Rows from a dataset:
● ● ● ● ● ● ●

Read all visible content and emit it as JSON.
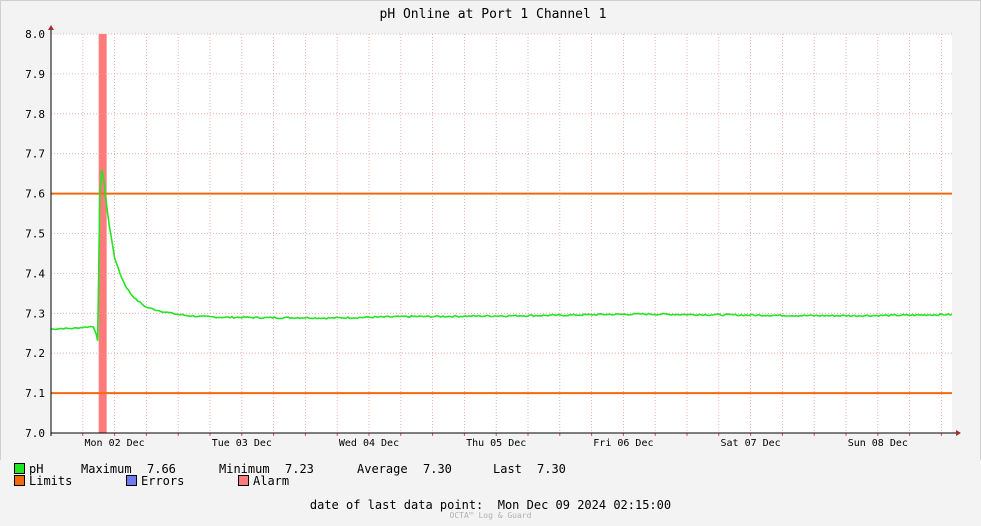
{
  "chart_data": {
    "type": "line",
    "title": "pH Online at Port 1 Channel 1",
    "ylim": [
      7.0,
      8.0
    ],
    "y_ticks": [
      "7.0",
      "7.1",
      "7.2",
      "7.3",
      "7.4",
      "7.5",
      "7.6",
      "7.7",
      "7.8",
      "7.9",
      "8.0"
    ],
    "x_range_hours": [
      0,
      170
    ],
    "x_tick_labels": [
      {
        "label": "Mon 02 Dec",
        "hour": 12
      },
      {
        "label": "Tue 03 Dec",
        "hour": 36
      },
      {
        "label": "Wed 04 Dec",
        "hour": 60
      },
      {
        "label": "Thu 05 Dec",
        "hour": 84
      },
      {
        "label": "Fri 06 Dec",
        "hour": 108
      },
      {
        "label": "Sat 07 Dec",
        "hour": 132
      },
      {
        "label": "Sun 08 Dec",
        "hour": 156
      }
    ],
    "grid": true,
    "limits": [
      7.6,
      7.1
    ],
    "alarm_band_hours": [
      9,
      10.5
    ],
    "series": [
      {
        "name": "pH",
        "color": "#22e622",
        "x": [
          0,
          2,
          4,
          6,
          8,
          8.5,
          8.8,
          9.0,
          9.2,
          9.6,
          10,
          10.5,
          11,
          12,
          13,
          14,
          15,
          16,
          18,
          20,
          22,
          24,
          26,
          28,
          30,
          33,
          36,
          40,
          44,
          48,
          52,
          56,
          60,
          64,
          68,
          72,
          80,
          88,
          96,
          104,
          112,
          120,
          128,
          136,
          144,
          152,
          160,
          170
        ],
        "y": [
          7.26,
          7.262,
          7.262,
          7.265,
          7.267,
          7.25,
          7.23,
          7.4,
          7.6,
          7.66,
          7.63,
          7.57,
          7.52,
          7.44,
          7.4,
          7.37,
          7.35,
          7.335,
          7.315,
          7.308,
          7.302,
          7.297,
          7.294,
          7.292,
          7.291,
          7.29,
          7.29,
          7.289,
          7.289,
          7.289,
          7.288,
          7.289,
          7.29,
          7.291,
          7.292,
          7.292,
          7.293,
          7.294,
          7.295,
          7.297,
          7.298,
          7.297,
          7.296,
          7.295,
          7.294,
          7.294,
          7.295,
          7.297
        ]
      }
    ]
  },
  "legend": {
    "ph_label": "pH",
    "ph_color": "#22e622",
    "max_label": "Maximum",
    "max_value": "7.66",
    "min_label": "Minimum",
    "min_value": "7.23",
    "avg_label": "Average",
    "avg_value": "7.30",
    "last_label": "Last",
    "last_value": "7.30",
    "limits_label": "Limits",
    "limits_color": "#f26a10",
    "errors_label": "Errors",
    "errors_color": "#6f7cf0",
    "alarm_label": "Alarm",
    "alarm_color": "#ff7a7a"
  },
  "footer": {
    "label": "date of last data point:",
    "value": "Mon Dec 09 2024 02:15:00",
    "brand": "OCTA™ Log & Guard"
  }
}
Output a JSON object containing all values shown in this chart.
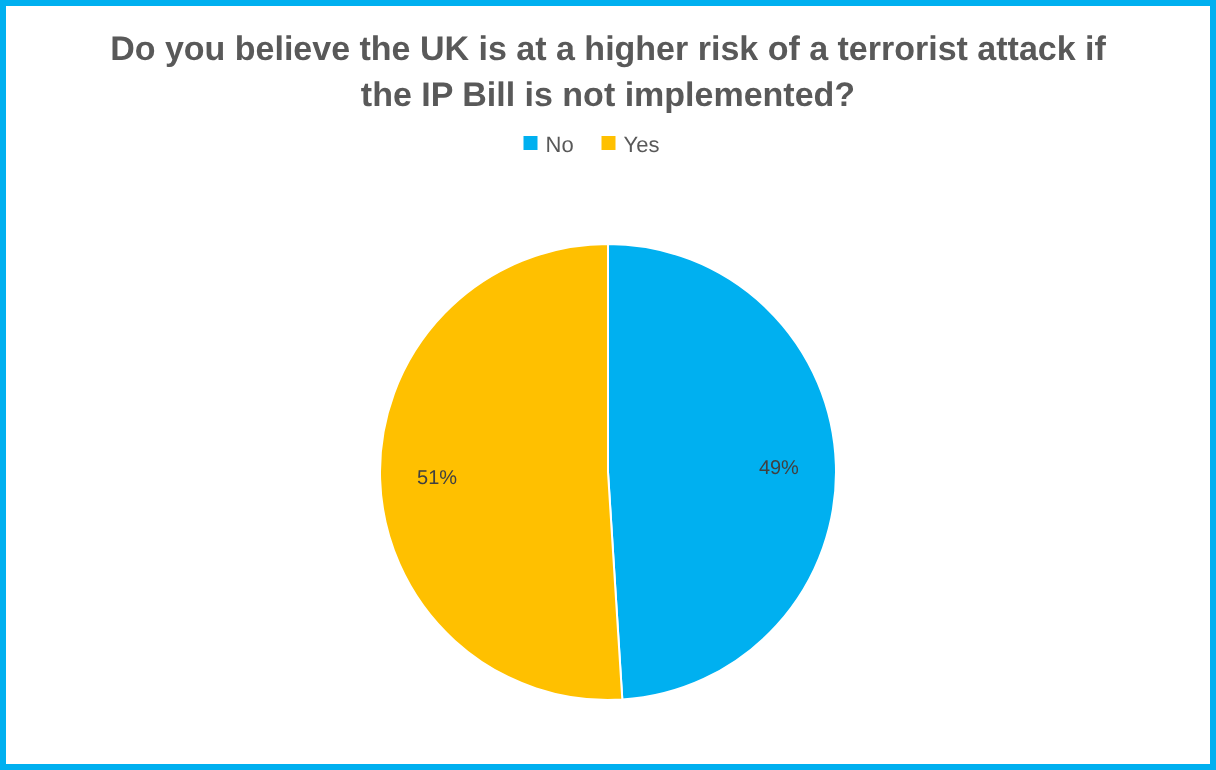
{
  "chart_data": {
    "type": "pie",
    "title": "Do you believe the UK is at a higher risk of a terrorist attack if the IP Bill is not implemented?",
    "categories": [
      "No",
      "Yes"
    ],
    "values": [
      49,
      51
    ],
    "colors": [
      "#00b0f0",
      "#ffc000"
    ],
    "value_labels": [
      "49%",
      "51%"
    ],
    "legend": "top"
  }
}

● ● ● ● ● ● ●

YOUR OBJECTIVE:
Without the pictures, repeat all the records word for word.

SOLUTION:
Read all visible content and emit it as JSON.
{
  "chart_data": {
    "type": "line",
    "title": "pH Online at Port 1 Channel 1",
    "ylim": [
      7.0,
      8.0
    ],
    "y_ticks": [
      "7.0",
      "7.1",
      "7.2",
      "7.3",
      "7.4",
      "7.5",
      "7.6",
      "7.7",
      "7.8",
      "7.9",
      "8.0"
    ],
    "x_range_hours": [
      0,
      170
    ],
    "x_tick_labels": [
      {
        "label": "Mon 02 Dec",
        "hour": 12
      },
      {
        "label": "Tue 03 Dec",
        "hour": 36
      },
      {
        "label": "Wed 04 Dec",
        "hour": 60
      },
      {
        "label": "Thu 05 Dec",
        "hour": 84
      },
      {
        "label": "Fri 06 Dec",
        "hour": 108
      },
      {
        "label": "Sat 07 Dec",
        "hour": 132
      },
      {
        "label": "Sun 08 Dec",
        "hour": 156
      }
    ],
    "grid": true,
    "limits": [
      7.6,
      7.1
    ],
    "alarm_band_hours": [
      9,
      10.5
    ],
    "series": [
      {
        "name": "pH",
        "color": "#22e622",
        "x": [
          0,
          2,
          4,
          6,
          8,
          8.5,
          8.8,
          9.0,
          9.2,
          9.6,
          10,
          10.5,
          11,
          12,
          13,
          14,
          15,
          16,
          18,
          20,
          22,
          24,
          26,
          28,
          30,
          33,
          36,
          40,
          44,
          48,
          52,
          56,
          60,
          64,
          68,
          72,
          80,
          88,
          96,
          104,
          112,
          120,
          128,
          136,
          144,
          152,
          160,
          170
        ],
        "y": [
          7.26,
          7.262,
          7.262,
          7.265,
          7.267,
          7.25,
          7.23,
          7.4,
          7.6,
          7.66,
          7.63,
          7.57,
          7.52,
          7.44,
          7.4,
          7.37,
          7.35,
          7.335,
          7.315,
          7.308,
          7.302,
          7.297,
          7.294,
          7.292,
          7.291,
          7.29,
          7.29,
          7.289,
          7.289,
          7.289,
          7.288,
          7.289,
          7.29,
          7.291,
          7.292,
          7.292,
          7.293,
          7.294,
          7.295,
          7.297,
          7.298,
          7.297,
          7.296,
          7.295,
          7.294,
          7.294,
          7.295,
          7.297
        ]
      }
    ]
  },
  "legend": {
    "ph_label": "pH",
    "ph_color": "#22e622",
    "max_label": "Maximum",
    "max_value": "7.66",
    "min_label": "Minimum",
    "min_value": "7.23",
    "avg_label": "Average",
    "avg_value": "7.30",
    "last_label": "Last",
    "last_value": "7.30",
    "limits_label": "Limits",
    "limits_color": "#f26a10",
    "errors_label": "Errors",
    "errors_color": "#6f7cf0",
    "alarm_label": "Alarm",
    "alarm_color": "#ff7a7a"
  },
  "footer": {
    "label": "date of last data point:",
    "value": "Mon Dec 09 2024 02:15:00",
    "brand": "OCTA™ Log & Guard"
  }
}
Output a JSON object containing all values shown in this chart.
{
  "chart_data": {
    "type": "pie",
    "title": "Do you believe the UK is at a higher risk of a terrorist attack if the IP Bill is not implemented?",
    "categories": [
      "No",
      "Yes"
    ],
    "values": [
      49,
      51
    ],
    "colors": [
      "#00b0f0",
      "#ffc000"
    ],
    "value_labels": [
      "49%",
      "51%"
    ],
    "legend": "top"
  }
}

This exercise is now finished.